Data entries
- - - - - - -

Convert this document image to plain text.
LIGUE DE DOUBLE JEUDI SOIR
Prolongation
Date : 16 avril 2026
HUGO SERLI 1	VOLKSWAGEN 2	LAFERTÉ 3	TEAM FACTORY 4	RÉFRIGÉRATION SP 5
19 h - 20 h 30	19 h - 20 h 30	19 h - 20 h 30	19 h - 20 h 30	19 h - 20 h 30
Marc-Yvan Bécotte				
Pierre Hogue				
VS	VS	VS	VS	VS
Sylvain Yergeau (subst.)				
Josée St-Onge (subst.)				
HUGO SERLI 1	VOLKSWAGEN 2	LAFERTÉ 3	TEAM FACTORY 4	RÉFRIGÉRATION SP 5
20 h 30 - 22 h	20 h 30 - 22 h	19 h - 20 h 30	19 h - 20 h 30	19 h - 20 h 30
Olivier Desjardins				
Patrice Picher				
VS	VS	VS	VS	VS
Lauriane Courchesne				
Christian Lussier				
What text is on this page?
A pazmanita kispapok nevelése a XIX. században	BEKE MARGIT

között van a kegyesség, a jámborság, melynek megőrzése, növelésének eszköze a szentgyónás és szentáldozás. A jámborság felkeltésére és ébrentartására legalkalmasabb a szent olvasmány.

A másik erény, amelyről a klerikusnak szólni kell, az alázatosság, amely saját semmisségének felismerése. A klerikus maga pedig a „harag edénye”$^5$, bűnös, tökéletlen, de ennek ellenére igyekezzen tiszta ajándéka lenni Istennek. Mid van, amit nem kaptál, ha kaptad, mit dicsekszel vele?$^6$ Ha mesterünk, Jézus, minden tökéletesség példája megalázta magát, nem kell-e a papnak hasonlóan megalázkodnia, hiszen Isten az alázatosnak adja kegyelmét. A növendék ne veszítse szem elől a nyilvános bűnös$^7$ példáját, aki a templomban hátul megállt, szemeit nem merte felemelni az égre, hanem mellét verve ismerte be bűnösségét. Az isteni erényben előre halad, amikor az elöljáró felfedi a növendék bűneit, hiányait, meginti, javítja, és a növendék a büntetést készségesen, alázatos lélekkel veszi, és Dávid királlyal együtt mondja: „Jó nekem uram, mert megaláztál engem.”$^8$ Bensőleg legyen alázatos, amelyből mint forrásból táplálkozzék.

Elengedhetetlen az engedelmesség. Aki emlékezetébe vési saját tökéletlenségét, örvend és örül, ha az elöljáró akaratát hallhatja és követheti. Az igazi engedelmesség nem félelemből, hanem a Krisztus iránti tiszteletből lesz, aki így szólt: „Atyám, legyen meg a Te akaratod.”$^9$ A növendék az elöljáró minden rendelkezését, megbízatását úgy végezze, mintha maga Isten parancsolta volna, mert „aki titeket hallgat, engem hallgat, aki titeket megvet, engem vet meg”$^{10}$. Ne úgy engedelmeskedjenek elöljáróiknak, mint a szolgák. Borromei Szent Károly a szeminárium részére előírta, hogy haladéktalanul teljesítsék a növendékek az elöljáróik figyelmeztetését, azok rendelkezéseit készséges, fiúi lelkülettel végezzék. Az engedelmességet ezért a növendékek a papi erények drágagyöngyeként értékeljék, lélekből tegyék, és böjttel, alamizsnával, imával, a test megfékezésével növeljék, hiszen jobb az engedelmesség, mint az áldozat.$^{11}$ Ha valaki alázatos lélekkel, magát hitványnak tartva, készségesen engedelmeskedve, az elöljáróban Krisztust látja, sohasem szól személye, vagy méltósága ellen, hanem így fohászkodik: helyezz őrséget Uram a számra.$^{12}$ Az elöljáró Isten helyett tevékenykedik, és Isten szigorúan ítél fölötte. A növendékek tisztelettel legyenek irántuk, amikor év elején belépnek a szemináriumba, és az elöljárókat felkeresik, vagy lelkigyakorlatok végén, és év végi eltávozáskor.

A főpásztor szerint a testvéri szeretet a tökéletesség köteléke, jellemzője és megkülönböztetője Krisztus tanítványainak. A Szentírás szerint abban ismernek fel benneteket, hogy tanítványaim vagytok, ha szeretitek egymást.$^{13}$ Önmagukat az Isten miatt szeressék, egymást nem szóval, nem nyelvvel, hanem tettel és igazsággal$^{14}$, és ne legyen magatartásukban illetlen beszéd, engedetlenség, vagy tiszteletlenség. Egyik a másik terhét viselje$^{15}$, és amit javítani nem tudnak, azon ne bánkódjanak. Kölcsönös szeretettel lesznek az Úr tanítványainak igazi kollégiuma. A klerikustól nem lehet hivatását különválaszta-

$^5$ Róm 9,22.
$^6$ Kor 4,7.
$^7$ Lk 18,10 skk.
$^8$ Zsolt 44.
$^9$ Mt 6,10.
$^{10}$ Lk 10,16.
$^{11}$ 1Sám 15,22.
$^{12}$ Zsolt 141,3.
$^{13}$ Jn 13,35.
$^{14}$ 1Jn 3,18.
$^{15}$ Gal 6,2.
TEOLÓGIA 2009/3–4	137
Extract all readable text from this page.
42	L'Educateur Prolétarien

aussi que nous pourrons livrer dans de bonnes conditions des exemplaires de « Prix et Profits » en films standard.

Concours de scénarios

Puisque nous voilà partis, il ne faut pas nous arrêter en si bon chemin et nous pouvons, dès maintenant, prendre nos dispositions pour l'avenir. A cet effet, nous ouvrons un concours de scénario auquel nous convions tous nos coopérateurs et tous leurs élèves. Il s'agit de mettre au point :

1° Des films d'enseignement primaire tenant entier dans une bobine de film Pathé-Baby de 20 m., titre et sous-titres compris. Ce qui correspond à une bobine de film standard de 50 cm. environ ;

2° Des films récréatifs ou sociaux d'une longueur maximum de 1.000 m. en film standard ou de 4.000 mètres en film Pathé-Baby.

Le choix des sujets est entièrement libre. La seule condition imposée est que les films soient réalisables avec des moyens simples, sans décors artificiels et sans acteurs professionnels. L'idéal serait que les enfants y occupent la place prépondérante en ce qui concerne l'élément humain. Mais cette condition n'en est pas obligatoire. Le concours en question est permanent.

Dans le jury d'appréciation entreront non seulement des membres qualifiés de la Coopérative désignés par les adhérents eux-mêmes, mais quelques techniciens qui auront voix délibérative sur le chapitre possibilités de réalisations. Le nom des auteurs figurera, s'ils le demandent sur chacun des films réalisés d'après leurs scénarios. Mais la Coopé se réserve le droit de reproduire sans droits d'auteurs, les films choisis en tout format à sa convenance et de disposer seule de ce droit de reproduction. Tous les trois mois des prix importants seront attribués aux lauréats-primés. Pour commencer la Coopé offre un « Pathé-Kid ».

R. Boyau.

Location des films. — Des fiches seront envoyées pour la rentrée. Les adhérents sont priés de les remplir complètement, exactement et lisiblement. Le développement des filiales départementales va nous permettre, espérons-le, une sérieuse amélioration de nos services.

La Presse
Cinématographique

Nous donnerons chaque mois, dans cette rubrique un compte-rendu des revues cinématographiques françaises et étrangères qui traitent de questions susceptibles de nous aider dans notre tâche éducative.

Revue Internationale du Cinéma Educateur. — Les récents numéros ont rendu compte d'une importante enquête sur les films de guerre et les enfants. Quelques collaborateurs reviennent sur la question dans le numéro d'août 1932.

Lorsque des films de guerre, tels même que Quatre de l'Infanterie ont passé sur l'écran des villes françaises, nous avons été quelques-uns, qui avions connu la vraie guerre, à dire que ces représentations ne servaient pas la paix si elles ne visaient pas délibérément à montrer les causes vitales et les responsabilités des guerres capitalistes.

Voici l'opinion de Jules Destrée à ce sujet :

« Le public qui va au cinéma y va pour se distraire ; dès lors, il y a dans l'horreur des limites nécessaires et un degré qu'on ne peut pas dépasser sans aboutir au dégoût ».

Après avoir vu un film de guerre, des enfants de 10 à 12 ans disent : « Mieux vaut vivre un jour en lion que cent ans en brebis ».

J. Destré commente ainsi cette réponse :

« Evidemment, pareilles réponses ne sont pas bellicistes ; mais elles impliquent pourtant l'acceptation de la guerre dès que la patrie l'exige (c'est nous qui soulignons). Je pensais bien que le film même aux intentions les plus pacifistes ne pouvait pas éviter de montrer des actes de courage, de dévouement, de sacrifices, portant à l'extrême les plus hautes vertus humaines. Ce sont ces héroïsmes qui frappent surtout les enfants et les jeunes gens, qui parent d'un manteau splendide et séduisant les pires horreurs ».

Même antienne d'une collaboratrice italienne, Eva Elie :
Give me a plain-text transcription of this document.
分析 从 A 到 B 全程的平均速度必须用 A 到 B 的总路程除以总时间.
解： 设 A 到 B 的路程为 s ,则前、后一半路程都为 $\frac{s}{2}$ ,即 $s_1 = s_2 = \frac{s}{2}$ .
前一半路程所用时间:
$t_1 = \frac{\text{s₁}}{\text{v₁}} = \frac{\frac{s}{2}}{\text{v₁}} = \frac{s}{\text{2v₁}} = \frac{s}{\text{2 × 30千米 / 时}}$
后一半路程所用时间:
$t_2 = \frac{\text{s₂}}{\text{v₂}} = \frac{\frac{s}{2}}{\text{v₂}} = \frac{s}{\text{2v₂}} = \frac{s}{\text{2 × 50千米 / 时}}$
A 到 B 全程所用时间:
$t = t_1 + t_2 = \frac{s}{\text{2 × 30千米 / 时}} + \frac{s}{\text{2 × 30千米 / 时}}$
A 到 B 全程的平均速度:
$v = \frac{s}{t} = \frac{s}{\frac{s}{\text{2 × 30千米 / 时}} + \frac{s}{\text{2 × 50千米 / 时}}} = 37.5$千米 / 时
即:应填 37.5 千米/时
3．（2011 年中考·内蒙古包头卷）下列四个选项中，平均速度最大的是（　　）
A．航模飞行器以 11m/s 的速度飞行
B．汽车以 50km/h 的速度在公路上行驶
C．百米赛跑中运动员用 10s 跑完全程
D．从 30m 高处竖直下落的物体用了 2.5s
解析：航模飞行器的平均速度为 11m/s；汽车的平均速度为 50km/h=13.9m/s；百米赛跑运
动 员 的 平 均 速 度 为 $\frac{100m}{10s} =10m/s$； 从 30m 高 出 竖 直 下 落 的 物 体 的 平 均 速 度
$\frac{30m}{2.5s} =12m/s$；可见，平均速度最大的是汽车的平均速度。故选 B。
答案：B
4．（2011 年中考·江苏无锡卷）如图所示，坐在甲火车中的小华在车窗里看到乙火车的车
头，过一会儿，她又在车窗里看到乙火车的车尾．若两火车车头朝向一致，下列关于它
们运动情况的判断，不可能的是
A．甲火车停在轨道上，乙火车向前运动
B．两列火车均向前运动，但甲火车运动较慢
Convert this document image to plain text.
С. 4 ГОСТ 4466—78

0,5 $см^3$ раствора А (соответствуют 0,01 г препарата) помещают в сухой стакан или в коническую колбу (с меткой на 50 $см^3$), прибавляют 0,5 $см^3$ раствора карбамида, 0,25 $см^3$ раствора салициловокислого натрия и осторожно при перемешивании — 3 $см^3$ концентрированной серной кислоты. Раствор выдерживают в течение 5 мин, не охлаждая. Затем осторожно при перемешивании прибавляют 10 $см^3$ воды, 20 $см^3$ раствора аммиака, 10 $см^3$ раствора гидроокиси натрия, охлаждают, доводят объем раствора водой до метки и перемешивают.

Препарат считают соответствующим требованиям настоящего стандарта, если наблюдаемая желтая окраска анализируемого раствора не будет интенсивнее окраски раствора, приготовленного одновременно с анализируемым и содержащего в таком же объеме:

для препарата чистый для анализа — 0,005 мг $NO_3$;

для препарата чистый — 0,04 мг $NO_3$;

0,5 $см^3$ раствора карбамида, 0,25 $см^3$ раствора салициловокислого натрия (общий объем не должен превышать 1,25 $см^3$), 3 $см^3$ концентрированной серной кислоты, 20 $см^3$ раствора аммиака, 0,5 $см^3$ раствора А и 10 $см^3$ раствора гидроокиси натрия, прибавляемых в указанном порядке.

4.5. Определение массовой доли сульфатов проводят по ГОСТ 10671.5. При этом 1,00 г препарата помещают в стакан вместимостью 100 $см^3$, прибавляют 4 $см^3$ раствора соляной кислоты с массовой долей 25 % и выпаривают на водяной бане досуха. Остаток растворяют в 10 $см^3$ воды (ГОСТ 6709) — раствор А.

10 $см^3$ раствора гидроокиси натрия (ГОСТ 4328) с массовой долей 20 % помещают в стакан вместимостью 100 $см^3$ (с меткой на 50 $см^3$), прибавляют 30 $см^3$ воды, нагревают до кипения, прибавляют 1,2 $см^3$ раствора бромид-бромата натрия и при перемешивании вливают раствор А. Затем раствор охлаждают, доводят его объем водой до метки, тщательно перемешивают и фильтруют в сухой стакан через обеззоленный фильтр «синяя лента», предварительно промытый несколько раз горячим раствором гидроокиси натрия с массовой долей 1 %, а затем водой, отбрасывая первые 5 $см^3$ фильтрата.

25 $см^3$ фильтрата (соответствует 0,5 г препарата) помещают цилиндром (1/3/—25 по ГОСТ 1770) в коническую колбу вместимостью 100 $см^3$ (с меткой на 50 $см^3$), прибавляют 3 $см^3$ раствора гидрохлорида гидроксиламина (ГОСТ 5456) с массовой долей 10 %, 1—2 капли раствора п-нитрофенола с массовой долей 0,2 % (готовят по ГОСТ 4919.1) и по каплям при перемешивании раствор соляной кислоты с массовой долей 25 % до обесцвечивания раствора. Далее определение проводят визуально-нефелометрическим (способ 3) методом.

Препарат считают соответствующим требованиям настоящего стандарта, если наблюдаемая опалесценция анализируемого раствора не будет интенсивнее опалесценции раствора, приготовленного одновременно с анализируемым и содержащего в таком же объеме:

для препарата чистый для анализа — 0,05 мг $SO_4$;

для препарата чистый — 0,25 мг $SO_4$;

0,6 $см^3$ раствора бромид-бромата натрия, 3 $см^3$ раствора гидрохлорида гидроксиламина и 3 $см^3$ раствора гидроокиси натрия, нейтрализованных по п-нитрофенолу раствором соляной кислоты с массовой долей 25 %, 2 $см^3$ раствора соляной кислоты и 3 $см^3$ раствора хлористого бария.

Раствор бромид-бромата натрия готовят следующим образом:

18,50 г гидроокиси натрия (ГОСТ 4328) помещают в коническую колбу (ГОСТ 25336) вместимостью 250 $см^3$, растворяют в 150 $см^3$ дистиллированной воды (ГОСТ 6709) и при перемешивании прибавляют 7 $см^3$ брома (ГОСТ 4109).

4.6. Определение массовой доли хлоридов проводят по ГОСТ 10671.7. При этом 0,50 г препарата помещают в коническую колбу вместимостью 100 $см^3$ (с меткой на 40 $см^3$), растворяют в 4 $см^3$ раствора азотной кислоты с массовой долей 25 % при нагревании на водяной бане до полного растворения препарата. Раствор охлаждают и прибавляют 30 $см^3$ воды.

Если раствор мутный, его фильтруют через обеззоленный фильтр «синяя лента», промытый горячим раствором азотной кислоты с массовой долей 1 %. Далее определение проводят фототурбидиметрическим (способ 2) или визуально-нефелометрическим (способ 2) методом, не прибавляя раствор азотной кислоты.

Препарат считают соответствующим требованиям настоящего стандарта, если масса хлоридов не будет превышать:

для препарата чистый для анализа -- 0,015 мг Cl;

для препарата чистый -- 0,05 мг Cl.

- - - - - - -

*Stated exercise*. Copy every line of the listing where the word "Educateur" appears.

*Answer for this exercise*.
42	L'Educateur Prolétarien
Revue Internationale du Cinéma Educateur. — Les récents numéros ont rendu compte d'une importante enquête sur les films de guerre et les enfants. Quelques collaborateurs reviennent sur la question dans le numéro d'août 1932.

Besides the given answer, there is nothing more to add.